*Description of the task:* Your answer should be the lines of the data below that contain "part".

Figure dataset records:

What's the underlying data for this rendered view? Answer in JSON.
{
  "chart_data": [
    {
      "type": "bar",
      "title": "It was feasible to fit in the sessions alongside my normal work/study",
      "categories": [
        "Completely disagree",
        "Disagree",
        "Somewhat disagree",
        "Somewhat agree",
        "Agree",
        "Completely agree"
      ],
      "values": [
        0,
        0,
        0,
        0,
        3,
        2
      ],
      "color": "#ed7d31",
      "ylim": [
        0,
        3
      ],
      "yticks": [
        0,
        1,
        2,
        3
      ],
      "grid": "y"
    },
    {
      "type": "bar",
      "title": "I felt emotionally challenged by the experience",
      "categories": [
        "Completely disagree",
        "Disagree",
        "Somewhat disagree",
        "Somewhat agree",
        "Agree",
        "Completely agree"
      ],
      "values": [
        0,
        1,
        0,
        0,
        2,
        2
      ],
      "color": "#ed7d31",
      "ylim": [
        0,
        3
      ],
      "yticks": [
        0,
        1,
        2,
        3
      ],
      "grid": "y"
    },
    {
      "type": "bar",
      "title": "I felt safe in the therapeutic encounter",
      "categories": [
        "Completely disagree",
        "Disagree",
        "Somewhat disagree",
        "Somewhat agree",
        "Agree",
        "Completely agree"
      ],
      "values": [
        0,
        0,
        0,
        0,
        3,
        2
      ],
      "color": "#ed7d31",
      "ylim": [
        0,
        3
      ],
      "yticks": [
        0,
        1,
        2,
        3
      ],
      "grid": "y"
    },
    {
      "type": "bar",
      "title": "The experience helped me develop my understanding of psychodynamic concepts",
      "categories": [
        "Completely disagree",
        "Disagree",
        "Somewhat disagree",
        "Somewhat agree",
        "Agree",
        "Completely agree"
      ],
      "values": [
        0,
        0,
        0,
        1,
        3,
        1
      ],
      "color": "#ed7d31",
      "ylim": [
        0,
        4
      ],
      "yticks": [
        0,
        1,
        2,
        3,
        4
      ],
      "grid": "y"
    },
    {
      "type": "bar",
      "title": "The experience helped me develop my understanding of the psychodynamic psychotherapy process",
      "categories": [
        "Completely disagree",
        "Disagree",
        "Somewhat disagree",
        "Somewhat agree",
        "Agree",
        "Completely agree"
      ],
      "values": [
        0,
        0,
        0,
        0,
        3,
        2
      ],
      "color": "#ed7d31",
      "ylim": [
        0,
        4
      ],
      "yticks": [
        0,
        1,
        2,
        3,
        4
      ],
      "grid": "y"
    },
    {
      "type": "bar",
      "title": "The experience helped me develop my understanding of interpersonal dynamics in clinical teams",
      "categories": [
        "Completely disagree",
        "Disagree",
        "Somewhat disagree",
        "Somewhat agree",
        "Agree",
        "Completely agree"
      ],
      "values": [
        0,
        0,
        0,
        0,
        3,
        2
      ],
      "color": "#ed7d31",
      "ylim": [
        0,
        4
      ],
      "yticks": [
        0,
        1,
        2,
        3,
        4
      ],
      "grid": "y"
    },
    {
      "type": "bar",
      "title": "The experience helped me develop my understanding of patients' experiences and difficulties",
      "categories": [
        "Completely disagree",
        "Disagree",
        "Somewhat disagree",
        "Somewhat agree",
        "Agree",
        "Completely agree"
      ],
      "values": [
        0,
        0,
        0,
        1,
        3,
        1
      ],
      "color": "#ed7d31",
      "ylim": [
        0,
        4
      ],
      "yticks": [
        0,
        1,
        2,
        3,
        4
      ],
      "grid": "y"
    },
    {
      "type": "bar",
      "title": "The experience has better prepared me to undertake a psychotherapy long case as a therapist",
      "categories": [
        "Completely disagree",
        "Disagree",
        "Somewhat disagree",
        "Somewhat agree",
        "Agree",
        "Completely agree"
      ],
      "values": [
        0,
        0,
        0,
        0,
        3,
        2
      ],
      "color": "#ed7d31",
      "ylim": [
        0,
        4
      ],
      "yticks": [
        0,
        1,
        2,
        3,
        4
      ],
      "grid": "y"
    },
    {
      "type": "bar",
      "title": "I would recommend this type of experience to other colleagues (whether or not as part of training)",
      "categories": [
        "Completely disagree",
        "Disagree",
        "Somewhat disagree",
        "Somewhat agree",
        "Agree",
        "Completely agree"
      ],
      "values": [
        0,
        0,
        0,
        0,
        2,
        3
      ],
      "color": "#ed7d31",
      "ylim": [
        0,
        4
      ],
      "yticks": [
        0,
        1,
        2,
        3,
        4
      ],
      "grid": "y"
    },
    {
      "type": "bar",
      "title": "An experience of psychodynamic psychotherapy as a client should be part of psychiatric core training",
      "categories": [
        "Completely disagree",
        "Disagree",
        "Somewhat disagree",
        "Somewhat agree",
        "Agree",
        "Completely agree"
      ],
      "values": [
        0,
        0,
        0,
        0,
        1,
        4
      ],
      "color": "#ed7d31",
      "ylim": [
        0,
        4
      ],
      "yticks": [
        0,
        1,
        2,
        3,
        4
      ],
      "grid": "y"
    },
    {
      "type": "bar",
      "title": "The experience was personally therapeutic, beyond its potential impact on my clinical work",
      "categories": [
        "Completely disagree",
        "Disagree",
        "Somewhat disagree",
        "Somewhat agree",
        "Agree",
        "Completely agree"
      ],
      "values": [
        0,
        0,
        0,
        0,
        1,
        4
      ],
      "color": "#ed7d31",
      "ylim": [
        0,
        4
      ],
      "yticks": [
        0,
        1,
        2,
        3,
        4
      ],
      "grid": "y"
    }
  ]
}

*Task response:*
      "title": "I would recommend this type of experience to other colleagues (whether or not as part of training)",
      "title": "An experience of psychodynamic psychotherapy as a client should be part of psychiatric core training",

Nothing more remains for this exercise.